## Task to complete
Return all lines in the material below that contain "Read".

## Source data
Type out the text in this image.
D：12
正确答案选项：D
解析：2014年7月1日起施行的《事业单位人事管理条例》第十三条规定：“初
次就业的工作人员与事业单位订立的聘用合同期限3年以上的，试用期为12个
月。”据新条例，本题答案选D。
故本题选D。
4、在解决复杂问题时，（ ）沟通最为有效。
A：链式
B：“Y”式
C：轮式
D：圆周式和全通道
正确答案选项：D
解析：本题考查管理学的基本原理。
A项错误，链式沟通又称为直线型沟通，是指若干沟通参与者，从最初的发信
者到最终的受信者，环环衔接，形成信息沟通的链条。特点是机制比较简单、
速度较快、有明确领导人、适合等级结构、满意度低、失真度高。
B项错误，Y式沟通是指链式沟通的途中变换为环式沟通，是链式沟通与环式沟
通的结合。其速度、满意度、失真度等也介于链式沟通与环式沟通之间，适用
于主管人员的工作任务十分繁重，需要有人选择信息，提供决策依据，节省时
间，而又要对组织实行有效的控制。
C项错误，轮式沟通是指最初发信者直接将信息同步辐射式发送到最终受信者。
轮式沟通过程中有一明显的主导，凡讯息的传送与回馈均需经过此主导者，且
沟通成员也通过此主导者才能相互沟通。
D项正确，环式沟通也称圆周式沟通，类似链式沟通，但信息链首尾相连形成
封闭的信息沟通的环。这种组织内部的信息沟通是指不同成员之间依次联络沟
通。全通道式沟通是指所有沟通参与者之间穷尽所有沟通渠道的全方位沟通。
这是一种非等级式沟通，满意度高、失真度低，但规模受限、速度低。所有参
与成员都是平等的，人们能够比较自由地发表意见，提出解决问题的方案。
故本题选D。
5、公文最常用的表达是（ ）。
...
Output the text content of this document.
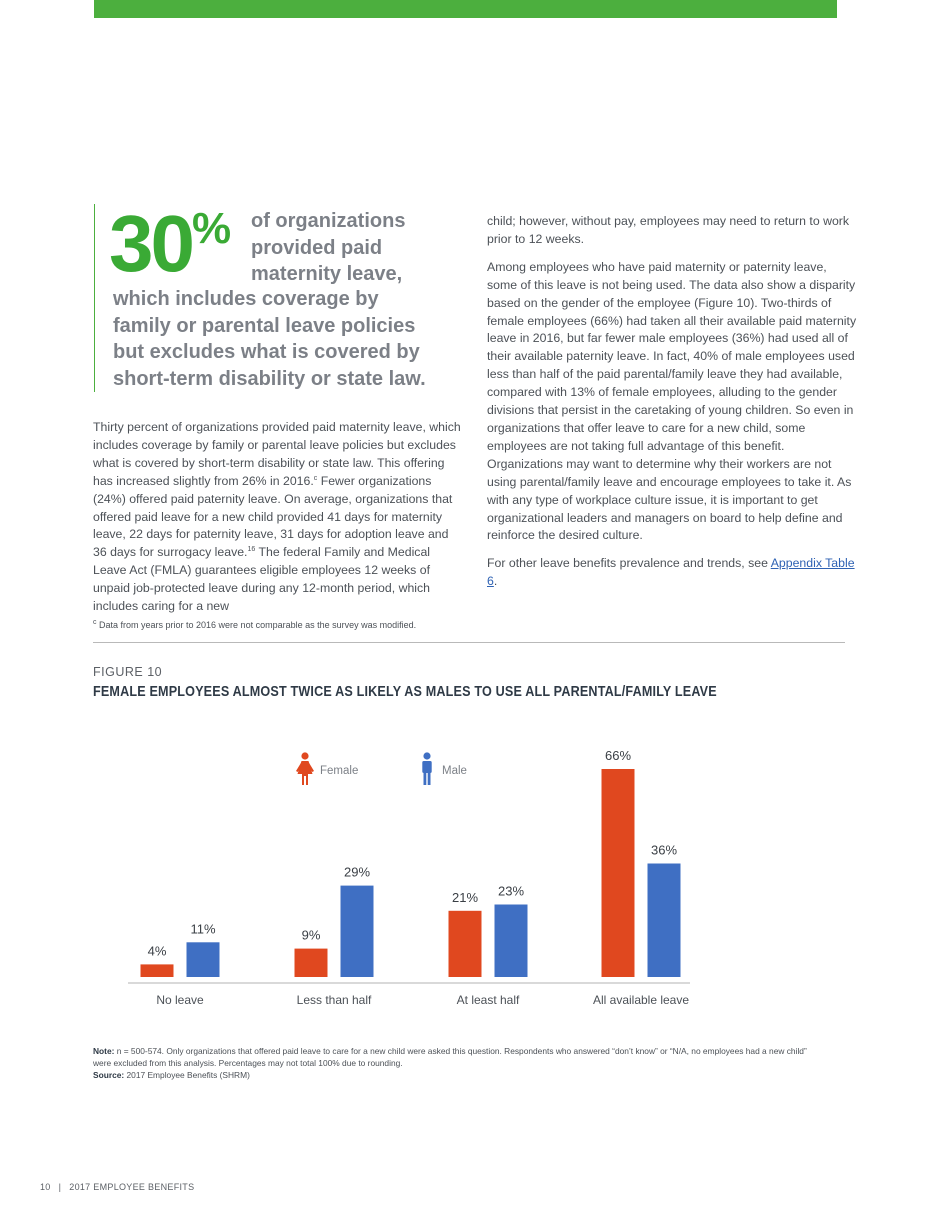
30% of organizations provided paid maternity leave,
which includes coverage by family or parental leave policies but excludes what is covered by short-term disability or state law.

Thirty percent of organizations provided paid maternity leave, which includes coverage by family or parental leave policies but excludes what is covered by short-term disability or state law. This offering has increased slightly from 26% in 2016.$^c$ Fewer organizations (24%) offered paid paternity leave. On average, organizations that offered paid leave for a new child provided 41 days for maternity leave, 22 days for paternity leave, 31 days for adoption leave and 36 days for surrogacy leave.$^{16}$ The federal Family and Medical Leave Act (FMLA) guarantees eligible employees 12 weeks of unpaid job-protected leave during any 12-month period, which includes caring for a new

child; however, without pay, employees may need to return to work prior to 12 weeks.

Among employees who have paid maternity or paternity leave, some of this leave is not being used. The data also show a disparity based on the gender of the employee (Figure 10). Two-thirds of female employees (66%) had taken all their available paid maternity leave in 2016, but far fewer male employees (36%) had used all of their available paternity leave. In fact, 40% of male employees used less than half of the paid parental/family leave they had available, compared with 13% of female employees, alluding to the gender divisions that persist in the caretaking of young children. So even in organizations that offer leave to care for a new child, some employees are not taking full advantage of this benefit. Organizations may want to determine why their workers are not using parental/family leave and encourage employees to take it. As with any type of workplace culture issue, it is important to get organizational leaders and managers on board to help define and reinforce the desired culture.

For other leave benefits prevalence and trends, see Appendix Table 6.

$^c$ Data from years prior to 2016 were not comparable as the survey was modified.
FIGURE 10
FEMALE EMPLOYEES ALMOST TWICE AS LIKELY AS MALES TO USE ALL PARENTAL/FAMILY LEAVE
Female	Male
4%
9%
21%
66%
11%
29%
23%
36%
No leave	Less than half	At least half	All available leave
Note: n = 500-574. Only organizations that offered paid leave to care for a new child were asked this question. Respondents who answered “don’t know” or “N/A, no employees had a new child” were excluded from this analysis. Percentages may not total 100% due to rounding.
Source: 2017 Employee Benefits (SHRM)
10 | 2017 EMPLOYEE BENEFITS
---
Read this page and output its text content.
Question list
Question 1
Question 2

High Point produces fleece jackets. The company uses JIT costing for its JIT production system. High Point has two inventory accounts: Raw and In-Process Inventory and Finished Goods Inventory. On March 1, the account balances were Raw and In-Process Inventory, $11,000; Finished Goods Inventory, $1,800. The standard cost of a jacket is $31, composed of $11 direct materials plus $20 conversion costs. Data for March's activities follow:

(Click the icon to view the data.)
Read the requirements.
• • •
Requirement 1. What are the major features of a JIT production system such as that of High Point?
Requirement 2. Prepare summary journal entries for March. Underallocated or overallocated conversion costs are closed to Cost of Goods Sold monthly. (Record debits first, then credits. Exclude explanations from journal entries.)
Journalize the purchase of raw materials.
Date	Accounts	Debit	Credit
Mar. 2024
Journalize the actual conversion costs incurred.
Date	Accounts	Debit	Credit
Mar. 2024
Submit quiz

## Output of the task
Read this page and output its text content.
Read the requirements.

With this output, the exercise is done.